▶ [TASK STATEMENT]: Report the number of lines containing "Daily", with no other words.

▶ [MATERIAL FOR THE TASK]:
_____
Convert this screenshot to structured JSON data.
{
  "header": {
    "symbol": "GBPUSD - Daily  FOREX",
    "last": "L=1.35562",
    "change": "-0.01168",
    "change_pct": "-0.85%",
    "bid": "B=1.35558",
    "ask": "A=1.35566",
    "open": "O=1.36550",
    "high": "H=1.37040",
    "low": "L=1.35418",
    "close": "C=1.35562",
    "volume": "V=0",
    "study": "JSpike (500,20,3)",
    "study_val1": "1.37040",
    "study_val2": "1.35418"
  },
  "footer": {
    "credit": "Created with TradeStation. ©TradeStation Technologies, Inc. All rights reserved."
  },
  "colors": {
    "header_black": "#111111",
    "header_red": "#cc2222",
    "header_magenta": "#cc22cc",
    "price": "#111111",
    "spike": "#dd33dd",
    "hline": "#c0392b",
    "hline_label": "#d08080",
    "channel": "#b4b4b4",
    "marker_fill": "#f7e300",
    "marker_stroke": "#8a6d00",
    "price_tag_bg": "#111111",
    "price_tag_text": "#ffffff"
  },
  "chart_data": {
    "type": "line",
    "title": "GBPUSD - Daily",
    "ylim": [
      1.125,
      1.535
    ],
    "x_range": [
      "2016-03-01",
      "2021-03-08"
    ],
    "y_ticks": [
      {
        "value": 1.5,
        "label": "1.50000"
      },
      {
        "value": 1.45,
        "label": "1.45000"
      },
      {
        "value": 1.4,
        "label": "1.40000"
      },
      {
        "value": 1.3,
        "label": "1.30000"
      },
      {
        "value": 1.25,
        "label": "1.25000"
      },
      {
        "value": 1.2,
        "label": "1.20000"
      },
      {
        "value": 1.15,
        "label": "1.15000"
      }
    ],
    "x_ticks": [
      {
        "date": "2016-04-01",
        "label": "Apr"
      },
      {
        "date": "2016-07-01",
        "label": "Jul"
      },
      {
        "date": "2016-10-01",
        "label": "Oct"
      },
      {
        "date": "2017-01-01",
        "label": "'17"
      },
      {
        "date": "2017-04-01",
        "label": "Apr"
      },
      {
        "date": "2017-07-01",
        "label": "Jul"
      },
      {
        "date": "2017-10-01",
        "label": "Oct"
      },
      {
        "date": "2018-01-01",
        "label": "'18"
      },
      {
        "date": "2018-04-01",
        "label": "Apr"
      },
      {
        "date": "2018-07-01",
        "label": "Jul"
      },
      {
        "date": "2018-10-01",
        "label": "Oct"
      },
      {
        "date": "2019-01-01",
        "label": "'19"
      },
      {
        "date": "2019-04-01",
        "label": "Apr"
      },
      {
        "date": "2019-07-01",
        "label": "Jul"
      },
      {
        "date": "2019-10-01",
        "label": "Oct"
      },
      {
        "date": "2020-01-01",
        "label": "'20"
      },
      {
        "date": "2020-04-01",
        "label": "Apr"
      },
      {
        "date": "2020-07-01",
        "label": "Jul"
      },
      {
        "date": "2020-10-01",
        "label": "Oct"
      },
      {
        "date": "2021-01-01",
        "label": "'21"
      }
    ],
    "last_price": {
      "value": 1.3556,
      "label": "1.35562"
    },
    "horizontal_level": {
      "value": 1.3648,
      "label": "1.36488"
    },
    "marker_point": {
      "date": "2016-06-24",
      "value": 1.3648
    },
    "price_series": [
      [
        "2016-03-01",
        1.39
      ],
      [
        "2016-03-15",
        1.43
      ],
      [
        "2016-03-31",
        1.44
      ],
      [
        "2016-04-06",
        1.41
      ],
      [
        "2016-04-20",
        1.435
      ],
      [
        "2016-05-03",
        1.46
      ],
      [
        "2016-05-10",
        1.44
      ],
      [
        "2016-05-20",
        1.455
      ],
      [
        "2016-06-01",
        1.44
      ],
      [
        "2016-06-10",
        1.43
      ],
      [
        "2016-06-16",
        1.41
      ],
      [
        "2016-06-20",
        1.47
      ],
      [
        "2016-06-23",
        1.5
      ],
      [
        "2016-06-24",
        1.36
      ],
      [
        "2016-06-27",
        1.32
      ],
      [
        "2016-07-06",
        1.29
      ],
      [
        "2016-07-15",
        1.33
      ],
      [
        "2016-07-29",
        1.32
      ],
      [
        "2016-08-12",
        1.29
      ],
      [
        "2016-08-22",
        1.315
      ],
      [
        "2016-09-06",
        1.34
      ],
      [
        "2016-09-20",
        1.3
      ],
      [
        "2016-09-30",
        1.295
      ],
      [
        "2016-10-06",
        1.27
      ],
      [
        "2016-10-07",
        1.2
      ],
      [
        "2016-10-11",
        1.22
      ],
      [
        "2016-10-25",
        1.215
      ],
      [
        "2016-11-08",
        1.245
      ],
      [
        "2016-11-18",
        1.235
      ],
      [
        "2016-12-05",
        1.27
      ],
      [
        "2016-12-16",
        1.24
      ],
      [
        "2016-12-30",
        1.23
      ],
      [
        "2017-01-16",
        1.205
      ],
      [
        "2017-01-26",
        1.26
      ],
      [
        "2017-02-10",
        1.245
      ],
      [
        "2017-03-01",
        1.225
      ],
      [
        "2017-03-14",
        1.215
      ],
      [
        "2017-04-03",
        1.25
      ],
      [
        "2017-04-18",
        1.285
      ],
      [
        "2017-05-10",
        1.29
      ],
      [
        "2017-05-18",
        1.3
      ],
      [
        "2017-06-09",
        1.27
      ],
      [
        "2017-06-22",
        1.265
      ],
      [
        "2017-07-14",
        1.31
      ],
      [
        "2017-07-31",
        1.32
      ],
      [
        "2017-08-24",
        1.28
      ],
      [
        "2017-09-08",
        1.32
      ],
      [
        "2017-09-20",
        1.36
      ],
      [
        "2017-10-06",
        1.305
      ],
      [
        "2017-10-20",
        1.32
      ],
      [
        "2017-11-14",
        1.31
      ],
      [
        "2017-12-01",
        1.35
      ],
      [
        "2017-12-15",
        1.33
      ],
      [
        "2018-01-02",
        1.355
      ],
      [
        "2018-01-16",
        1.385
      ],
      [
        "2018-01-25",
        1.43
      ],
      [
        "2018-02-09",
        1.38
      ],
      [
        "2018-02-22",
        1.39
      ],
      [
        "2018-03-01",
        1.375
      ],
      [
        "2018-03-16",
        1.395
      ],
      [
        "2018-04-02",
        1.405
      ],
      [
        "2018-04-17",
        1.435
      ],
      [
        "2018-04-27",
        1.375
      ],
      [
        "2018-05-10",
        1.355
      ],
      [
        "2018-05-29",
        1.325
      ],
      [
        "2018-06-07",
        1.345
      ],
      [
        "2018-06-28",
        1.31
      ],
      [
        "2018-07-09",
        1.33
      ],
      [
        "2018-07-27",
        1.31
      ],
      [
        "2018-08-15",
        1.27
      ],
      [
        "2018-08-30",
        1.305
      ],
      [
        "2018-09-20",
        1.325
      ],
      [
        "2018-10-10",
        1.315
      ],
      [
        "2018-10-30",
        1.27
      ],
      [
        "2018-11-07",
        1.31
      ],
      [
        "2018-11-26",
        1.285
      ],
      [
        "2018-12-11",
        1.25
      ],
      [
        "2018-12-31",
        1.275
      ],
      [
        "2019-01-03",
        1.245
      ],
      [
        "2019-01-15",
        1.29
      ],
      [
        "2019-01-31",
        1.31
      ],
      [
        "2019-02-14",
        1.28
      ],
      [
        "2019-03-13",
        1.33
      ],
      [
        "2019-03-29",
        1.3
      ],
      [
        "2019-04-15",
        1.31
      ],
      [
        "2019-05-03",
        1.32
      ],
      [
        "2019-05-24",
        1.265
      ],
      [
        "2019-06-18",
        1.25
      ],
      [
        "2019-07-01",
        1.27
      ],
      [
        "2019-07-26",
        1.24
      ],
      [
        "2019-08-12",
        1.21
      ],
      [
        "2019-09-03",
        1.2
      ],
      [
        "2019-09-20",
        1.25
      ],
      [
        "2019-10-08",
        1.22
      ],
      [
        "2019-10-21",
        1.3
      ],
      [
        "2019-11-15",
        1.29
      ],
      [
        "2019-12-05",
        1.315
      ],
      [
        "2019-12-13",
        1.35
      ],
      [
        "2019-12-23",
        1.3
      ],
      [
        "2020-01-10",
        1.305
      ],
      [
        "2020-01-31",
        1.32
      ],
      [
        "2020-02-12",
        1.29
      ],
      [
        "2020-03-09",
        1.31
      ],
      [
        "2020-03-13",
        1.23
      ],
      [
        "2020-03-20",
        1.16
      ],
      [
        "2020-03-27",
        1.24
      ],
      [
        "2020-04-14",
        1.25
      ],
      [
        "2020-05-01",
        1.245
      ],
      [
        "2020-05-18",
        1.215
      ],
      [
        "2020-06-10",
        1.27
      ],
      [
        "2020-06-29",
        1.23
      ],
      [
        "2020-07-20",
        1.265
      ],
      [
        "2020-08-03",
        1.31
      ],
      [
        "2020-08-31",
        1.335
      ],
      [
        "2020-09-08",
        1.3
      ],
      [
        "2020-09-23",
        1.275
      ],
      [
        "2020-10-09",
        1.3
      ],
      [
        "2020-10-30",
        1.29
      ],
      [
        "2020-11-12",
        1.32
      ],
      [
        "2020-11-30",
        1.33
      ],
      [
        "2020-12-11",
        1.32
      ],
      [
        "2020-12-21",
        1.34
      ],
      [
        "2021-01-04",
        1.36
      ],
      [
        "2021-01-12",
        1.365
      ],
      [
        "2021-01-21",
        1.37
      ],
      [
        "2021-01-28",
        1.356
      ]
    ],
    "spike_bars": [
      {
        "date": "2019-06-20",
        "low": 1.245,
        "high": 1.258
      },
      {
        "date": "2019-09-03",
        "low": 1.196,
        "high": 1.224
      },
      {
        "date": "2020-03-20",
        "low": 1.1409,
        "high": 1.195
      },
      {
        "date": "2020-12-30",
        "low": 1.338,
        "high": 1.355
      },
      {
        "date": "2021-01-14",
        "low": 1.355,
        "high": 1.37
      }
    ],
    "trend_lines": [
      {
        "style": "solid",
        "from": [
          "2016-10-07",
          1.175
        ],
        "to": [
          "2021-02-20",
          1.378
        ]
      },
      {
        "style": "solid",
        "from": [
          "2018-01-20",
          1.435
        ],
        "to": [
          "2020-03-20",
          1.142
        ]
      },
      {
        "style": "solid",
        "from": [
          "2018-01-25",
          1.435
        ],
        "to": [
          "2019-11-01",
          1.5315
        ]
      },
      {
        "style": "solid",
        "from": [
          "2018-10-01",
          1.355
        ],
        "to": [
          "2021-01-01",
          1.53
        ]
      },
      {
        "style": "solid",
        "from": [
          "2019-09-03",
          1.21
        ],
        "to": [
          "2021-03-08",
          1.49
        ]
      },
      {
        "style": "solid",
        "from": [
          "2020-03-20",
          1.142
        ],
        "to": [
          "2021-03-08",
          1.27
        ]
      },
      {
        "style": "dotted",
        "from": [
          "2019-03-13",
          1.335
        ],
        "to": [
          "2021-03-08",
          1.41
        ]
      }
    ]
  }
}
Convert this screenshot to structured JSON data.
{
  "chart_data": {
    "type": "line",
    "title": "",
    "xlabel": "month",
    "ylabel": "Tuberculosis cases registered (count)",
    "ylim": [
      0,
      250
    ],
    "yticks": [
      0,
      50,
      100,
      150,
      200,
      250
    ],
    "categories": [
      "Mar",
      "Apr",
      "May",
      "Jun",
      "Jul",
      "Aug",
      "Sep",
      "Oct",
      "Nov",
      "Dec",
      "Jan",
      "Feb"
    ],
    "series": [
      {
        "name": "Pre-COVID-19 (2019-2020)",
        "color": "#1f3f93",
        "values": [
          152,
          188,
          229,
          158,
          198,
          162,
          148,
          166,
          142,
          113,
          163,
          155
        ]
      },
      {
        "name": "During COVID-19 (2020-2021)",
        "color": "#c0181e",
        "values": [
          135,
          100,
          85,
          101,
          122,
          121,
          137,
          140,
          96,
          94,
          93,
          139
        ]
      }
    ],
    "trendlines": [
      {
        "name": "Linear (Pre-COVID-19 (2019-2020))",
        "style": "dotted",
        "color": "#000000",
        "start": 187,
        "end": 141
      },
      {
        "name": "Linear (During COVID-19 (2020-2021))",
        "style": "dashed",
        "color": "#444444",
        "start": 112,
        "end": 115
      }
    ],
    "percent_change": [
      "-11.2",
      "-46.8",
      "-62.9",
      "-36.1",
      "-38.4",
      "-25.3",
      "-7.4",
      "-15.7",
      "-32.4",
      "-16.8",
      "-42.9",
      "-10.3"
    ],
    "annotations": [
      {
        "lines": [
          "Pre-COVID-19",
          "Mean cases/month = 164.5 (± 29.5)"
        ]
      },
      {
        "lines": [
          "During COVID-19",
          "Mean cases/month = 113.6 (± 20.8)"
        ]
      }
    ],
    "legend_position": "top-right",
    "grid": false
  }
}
_____
▶ [WRITTEN RESPONSE]: 2